Examine the entries and show every line in which the word "DATOS" is found.

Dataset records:
━━━━━━━━━━━━━━━━━━━━━━━━━━━━━━
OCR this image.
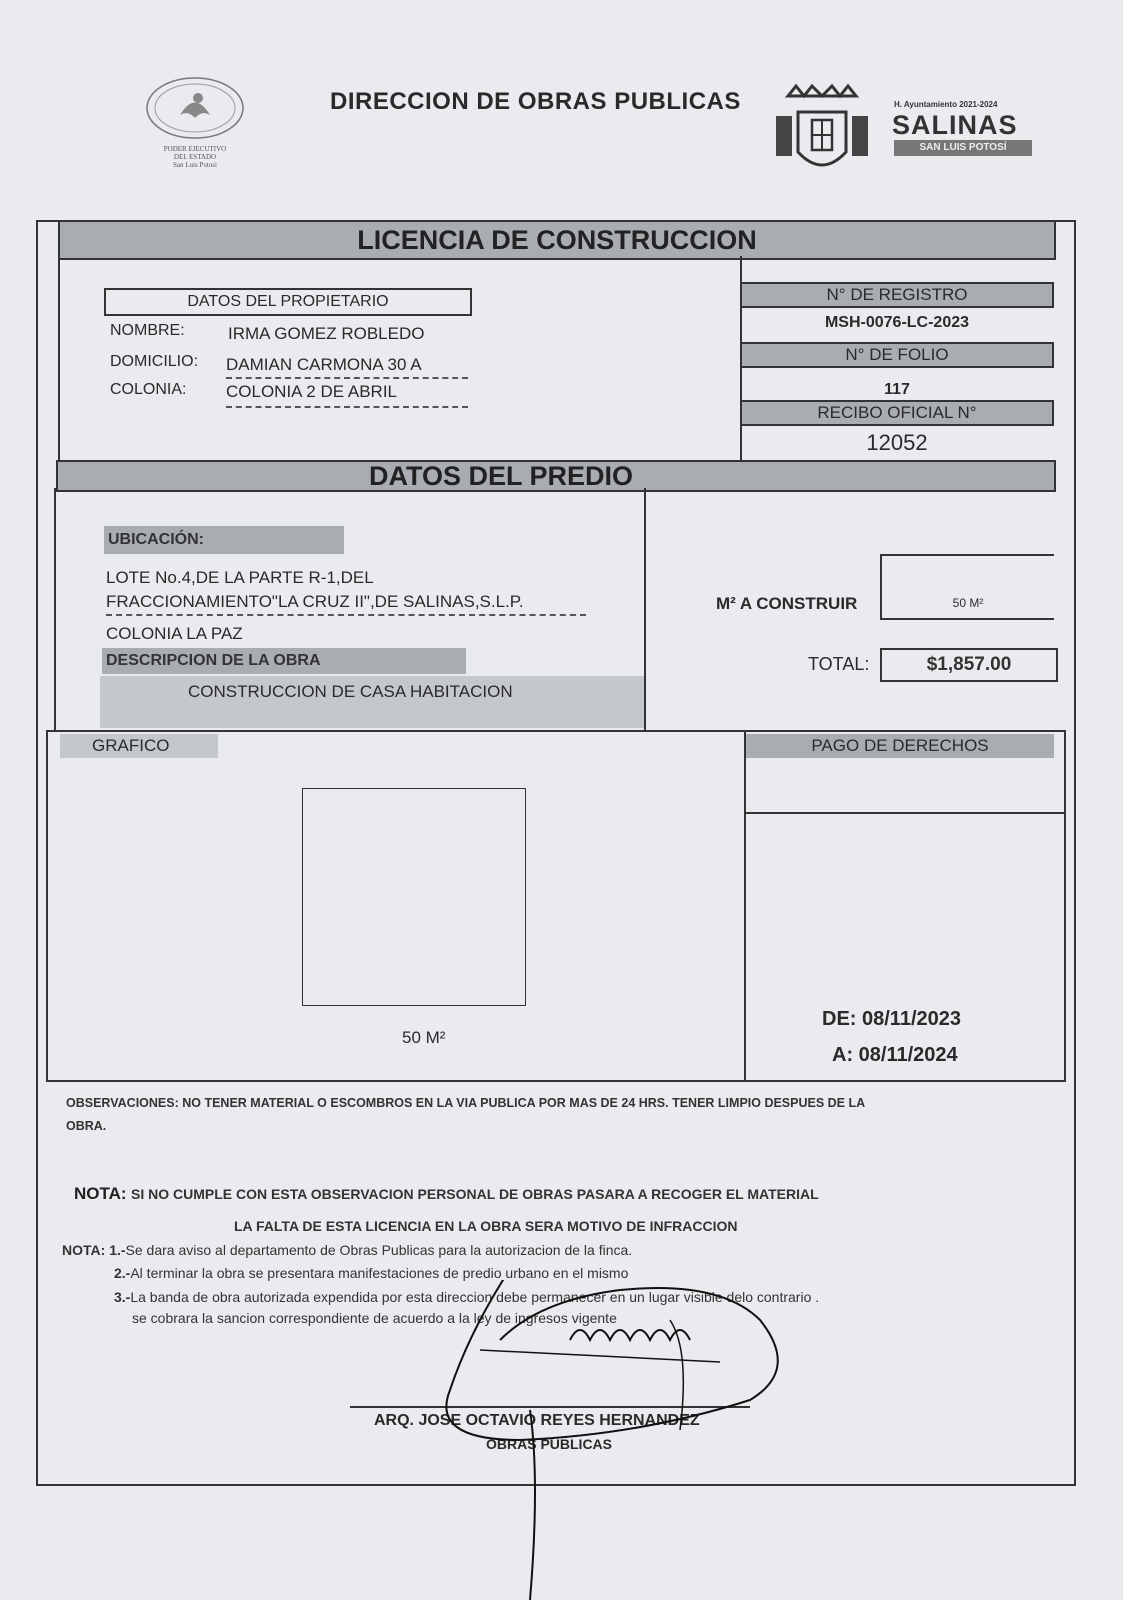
PODER EJECUTIVO
DEL ESTADO
San Luis Potosi
DIRECCION DE OBRAS PUBLICAS	H. Ayuntamiento 2021-2024
SALINAS
SAN LUIS POTOSÍ
LICENCIA DE CONSTRUCCION
DATOS DEL PROPIETARIO
NOMBRE:	IRMA GOMEZ ROBLEDO
DOMICILIO: DAMIAN CARMONA 30 A
COLONIA: COLONIA 2 DE ABRIL
N° DE REGISTRO
MSH-0076-LC-2023
N° DE FOLIO
117
RECIBO OFICIAL N°
12052
DATOS DEL PREDIO
UBICACIÓN:
LOTE No.4,DE LA PARTE R-1,DEL
FRACCIONAMIENTO"LA CRUZ II",DE SALINAS,S.L.P.
COLONIA LA PAZ
DESCRIPCION DE LA OBRA
CONSTRUCCION DE CASA HABITACION
M² A CONSTRUIR	50 M²
TOTAL:	$1,857.00
GRAFICO
50 M²
PAGO DE DERECHOS
DE: 08/11/2023
A: 08/11/2024
OBSERVACIONES: NO TENER MATERIAL O ESCOMBROS EN LA VIA PUBLICA POR MAS DE 24 HRS. TENER LIMPIO DESPUES DE LA
OBRA.
NOTA: SI NO CUMPLE CON ESTA OBSERVACION PERSONAL DE OBRAS PASARA A RECOGER EL MATERIAL
LA FALTA DE ESTA LICENCIA EN LA OBRA SERA MOTIVO DE INFRACCION
NOTA: 1.-Se dara aviso al departamento de Obras Publicas para la autorizacion de la finca.
2.-Al terminar la obra se presentara manifestaciones de predio urbano en el mismo
3.-La banda de obra autorizada expendida por esta direccion debe permanecer en un lugar visible delo contrario .
se cobrara la sancion correspondiente de acuerdo a la ley de ingresos vigente
ARQ. JOSE OCTAVIO REYES HERNANDEZ
OBRAS PUBLICAS
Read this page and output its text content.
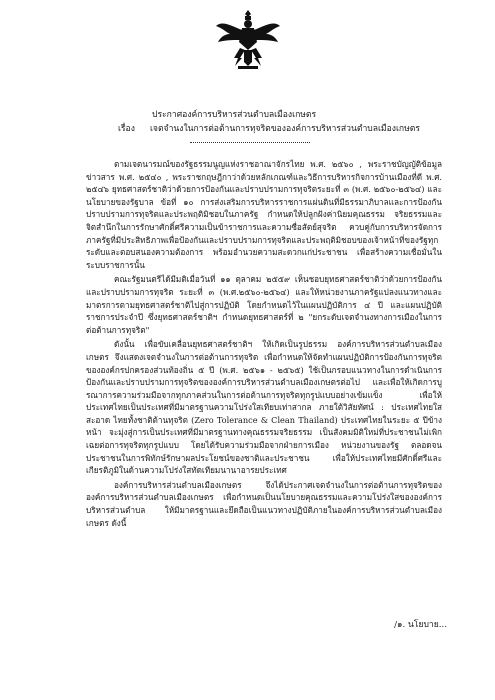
ประกาศองค์การบริหารส่วนตำบลเมืองเกษตร
เรื่อง เจตจำนงในการต่อต้านการทุจริตขององค์การบริหารส่วนตำบลเมืองเกษตร

ตามเจตนารมณ์ของรัฐธรรมนูญแห่งราชอาณาจักรไทย พ.ศ. ๒๕๖๐ , พระราชบัญญัติข้อมูลข่าวสาร พ.ศ. ๒๕๔๐ , พระราชกฤษฎีกาว่าด้วยหลักเกณฑ์และวิธีการบริหารกิจการบ้านเมืองที่ดี พ.ศ. ๒๕๔๖ ยุทธศาสตร์ชาติว่าด้วยการป้องกันและปราบปรามการทุจริตระยะที่ ๓ (พ.ศ. ๒๕๖๐-๒๕๖๔) และนโยบายของรัฐบาล ข้อที่ ๑๐ การส่งเสริมการบริหารราชการแผ่นดินที่มีธรรมาภิบาลและการป้องกันปราบปรามการทุจริตและประพฤติมิชอบในภาครัฐ กำหนดให้ปลูกฝังค่านิยมคุณธรรม จริยธรรมและจิตสำนึกในการรักษาศักดิ์ศรีความเป็นข้าราชการและความซื่อสัตย์สุจริต ควบคู่กับการบริหารจัดการภาครัฐที่มีประสิทธิภาพเพื่อป้องกันและปราบปรามการทุจริตและประพฤติมิชอบของเจ้าหน้าที่ของรัฐทุกระดับและตอบสนองความต้องการ พร้อมอำนวยความสะดวกแก่ประชาชน เพื่อสร้างความเชื่อมั่นในระบบราชการนั้น

คณะรัฐมนตรีได้มีมติเมื่อวันที่ ๑๑ ตุลาคม ๒๕๕๙ เห็นชอบยุทธศาสตร์ชาติว่าด้วยการป้องกันและปราบปรามการทุจริต ระยะที่ ๓ (พ.ศ.๒๕๖๐-๒๕๖๔) และให้หน่วยงานภาครัฐแปลงแนวทางและมาตรการตามยุทธศาสตร์ชาติไปสู่การปฏิบัติ โดยกำหนดไว้ในแผนปฏิบัติการ ๔ ปี และแผนปฏิบัติราชการประจำปี ซึ่งยุทธศาสตร์ชาติฯ กำหนดยุทธศาสตร์ที่ ๒ "ยกระดับเจตจำนงทางการเมืองในการต่อต้านการทุจริต"

ดังนั้น เพื่อขับเคลื่อนยุทธศาสตร์ชาติฯ ให้เกิดเป็นรูปธรรม องค์การบริหารส่วนตำบลเมืองเกษตร จึงแสดงเจตจำนงในการต่อต้านการทุจริต เพื่อกำหนดให้จัดทำแผนปฏิบัติการป้องกันการทุจริตขององค์กรปกครองส่วนท้องถิ่น ๕ ปี (พ.ศ. ๒๕๖๑ - ๒๕๖๕) ใช้เป็นกรอบแนวทางในการดำเนินการป้องกันและปราบปรามการทุจริตขององค์การบริหารส่วนตำบลเมืองเกษตรต่อไป และเพื่อให้เกิดการบูรณาการความร่วมมือจากทุกภาคส่วนในการต่อต้านการทุจริตทุกรูปแบบอย่างเข้มแข็ง เพื่อให้ประเทศไทยเป็นประเทศที่มีมาตรฐานความโปร่งใสเทียบเท่าสากล ภายใต้วิสัยทัศน์ : ประเทศไทยใสสะอาด ไทยทั้งชาติต้านทุจริต (Zero Tolerance & Clean Thailand) ประเทศไทยในระยะ ๕ ปีข้างหน้า จะมุ่งสู่การเป็นประเทศที่มีมาตรฐานทางคุณธรรมจริยธรรม เป็นสังคมมิติใหม่ที่ประชาชนไม่เพิกเฉยต่อการทุจริตทุกรูปแบบ โดยได้รับความร่วมมือจากฝ่ายการเมือง หน่วยงานของรัฐ ตลอดจนประชาชนในการพิทักษ์รักษาผลประโยชน์ของชาติและประชาชน เพื่อให้ประเทศไทยมีศักดิ์ศรีและเกียรติภูมิในด้านความโปร่งใสทัดเทียมนานาอารยประเทศ

องค์การบริหารส่วนตำบลเมืองเกษตร จึงได้ประกาศเจตจำนงในการต่อต้านการทุจริตขององค์การบริหารส่วนตำบลเมืองเกษตร เพื่อกำหนดเป็นนโยบายคุณธรรมและความโปร่งใสขององค์การบริหารส่วนตำบล ให้มีมาตรฐานและยึดถือเป็นแนวทางปฏิบัติภายในองค์การบริหารส่วนตำบลเมืองเกษตร ดังนี้

/๑. นโยบาย...
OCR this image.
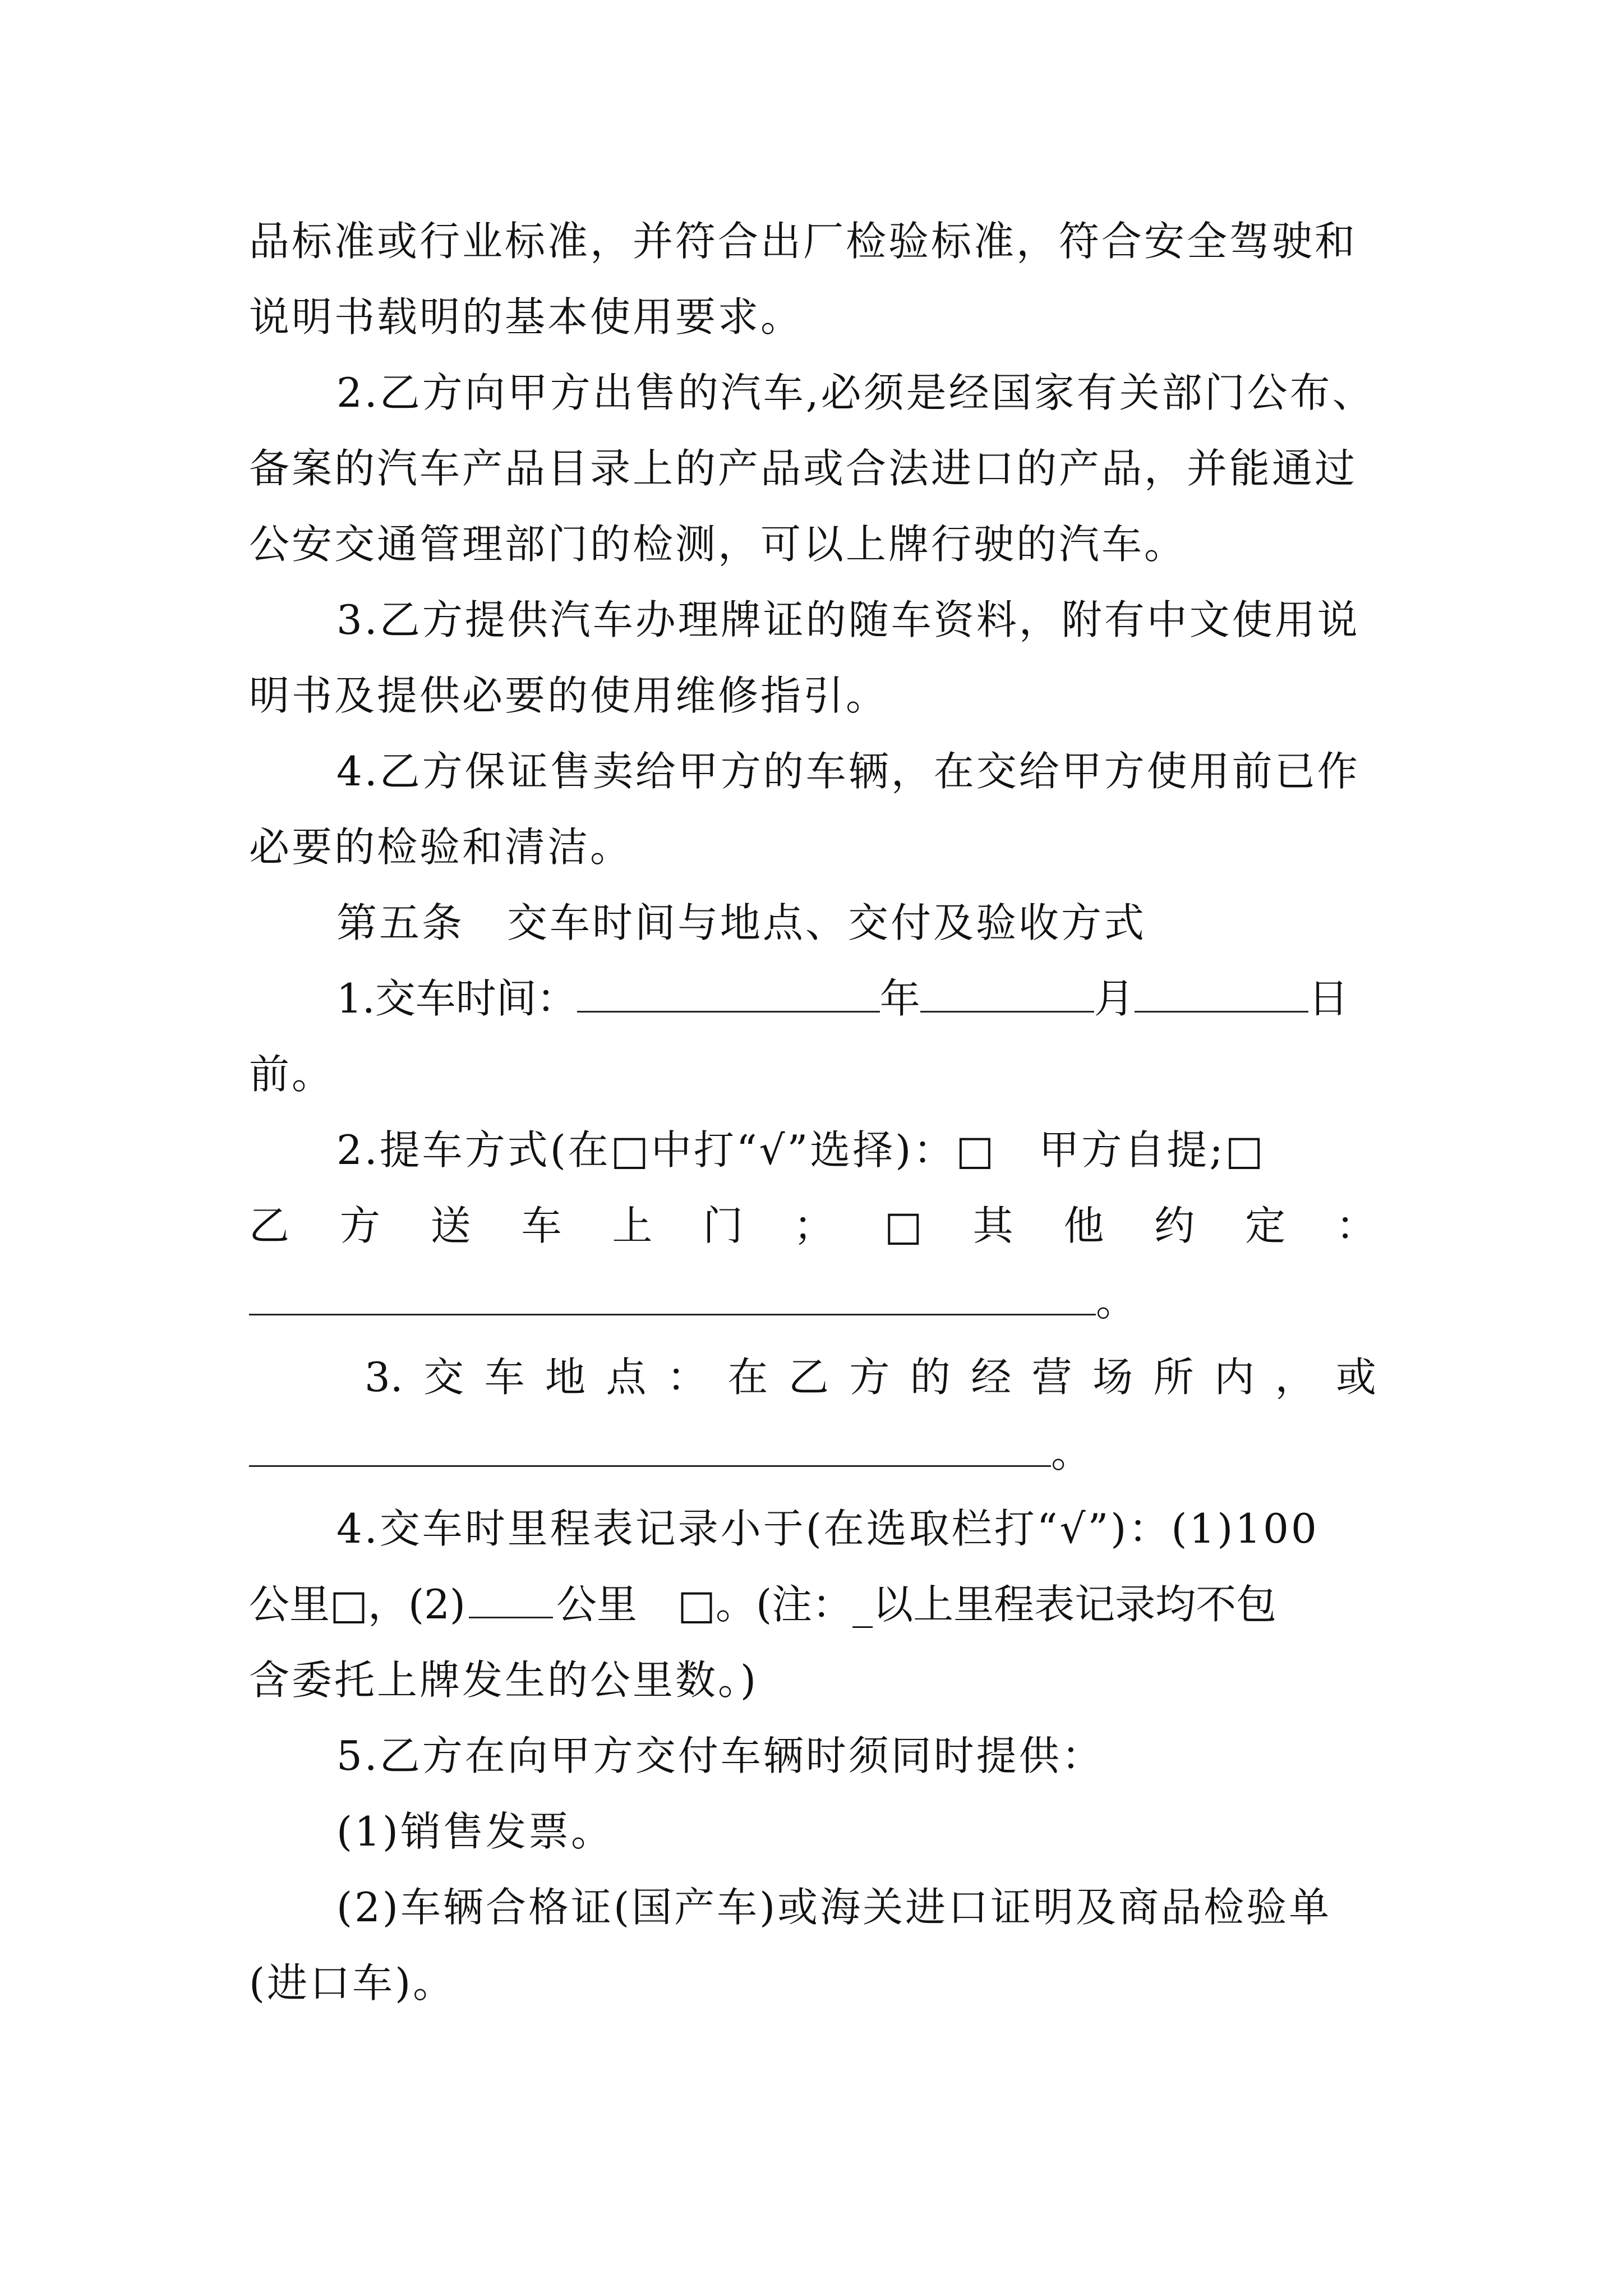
品标准或行业标准，并符合出厂检验标准，符合安全驾驶和
说明书载明的基本使用要求。
2.乙方向甲方出售的汽车,必须是经国家有关部门公布、
备案的汽车产品目录上的产品或合法进口的产品，并能通过
公安交通管理部门的检测，可以上牌行驶的汽车。
3.乙方提供汽车办理牌证的随车资料，附有中文使用说
明书及提供必要的使用维修指引。
4.乙方保证售卖给甲方的车辆，在交给甲方使用前已作
必要的检验和清洁。
第五条　交车时间与地点、交付及验收方式
1.交车时间：	年	月	日
前。
2.提车方式(在□中打“√”选择)：□　甲方自提;□
乙 方 送 车 上 门 ； □ 其 他 约 定 ：
。
3. 交 车 地 点 ： 在 乙 方 的 经 营 场 所 内 ， 或
。
4.交车时里程表记录小于(在选取栏打“√”)：(1)100
公里□，(2) 公里　□。(注：_以上里程表记录均不包
含委托上牌发生的公里数。)
5.乙方在向甲方交付车辆时须同时提供：
(1)销售发票。
(2)车辆合格证(国产车)或海关进口证明及商品检验单
(进口车)。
━━━━━━━━━━━━━━━━━━━━━━━━━━━━━━
_TASK ANSWER_:
DATOS DEL PROPIETARIO
DATOS DEL PREDIO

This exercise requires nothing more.